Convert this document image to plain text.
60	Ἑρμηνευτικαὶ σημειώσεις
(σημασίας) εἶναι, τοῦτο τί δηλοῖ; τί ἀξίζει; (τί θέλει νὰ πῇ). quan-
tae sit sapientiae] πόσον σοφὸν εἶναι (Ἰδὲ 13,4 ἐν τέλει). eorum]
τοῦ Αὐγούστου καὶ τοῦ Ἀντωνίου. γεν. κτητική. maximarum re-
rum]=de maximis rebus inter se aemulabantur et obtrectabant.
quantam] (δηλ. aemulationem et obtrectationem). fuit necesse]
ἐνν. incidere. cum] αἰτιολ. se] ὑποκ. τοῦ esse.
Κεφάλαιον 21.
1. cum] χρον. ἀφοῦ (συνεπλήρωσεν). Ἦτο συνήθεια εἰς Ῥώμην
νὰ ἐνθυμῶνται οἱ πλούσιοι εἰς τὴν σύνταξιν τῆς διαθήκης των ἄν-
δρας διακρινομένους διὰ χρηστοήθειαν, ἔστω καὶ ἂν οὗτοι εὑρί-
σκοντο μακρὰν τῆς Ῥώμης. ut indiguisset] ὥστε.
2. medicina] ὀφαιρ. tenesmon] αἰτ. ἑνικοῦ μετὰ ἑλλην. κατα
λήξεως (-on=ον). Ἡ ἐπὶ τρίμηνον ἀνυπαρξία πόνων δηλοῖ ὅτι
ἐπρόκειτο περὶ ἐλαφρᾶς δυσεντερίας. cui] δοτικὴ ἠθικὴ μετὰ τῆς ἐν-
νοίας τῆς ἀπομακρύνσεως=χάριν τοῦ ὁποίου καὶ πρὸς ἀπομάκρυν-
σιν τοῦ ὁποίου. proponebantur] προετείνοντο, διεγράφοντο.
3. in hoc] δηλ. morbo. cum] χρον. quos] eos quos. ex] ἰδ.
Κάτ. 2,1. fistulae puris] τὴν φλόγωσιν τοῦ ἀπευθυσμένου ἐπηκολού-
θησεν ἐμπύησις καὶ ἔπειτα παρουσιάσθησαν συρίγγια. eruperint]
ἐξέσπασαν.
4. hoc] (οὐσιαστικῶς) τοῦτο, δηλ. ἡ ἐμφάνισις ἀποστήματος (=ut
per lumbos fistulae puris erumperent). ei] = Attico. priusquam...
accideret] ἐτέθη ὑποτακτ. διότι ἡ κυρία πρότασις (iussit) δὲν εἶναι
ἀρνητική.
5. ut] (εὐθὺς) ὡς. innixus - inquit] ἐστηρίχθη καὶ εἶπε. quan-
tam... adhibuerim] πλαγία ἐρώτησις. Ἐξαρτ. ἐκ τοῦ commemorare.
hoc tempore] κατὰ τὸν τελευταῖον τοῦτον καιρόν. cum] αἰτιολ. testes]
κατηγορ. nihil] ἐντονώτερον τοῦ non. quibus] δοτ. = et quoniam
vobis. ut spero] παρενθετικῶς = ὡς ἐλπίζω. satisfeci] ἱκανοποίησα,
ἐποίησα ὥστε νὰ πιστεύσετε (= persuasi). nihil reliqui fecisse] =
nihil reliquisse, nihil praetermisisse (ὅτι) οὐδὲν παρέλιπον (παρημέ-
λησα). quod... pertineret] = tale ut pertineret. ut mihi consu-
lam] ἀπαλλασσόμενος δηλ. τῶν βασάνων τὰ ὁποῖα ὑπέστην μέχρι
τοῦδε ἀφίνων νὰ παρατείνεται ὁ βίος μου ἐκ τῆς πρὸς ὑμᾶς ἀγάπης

________

■ Task requirements ■
Search the records above for the string "εἶναι". Copy every line that contains it.

■ Response below ■
(σημασίας) εἶναι, τοῦτο τί δηλοῖ; τί ἀξίζει; (τί θέλει νὰ πῇ). quan-
tae sit sapientiae] πόσον σοφὸν εἶναι (Ἰδὲ 13,4 ἐν τέλει). eorum]
accideret] ἐτέθη ὑποτακτ. διότι ἡ κυρία πρότασις (iussit) δὲν εἶναι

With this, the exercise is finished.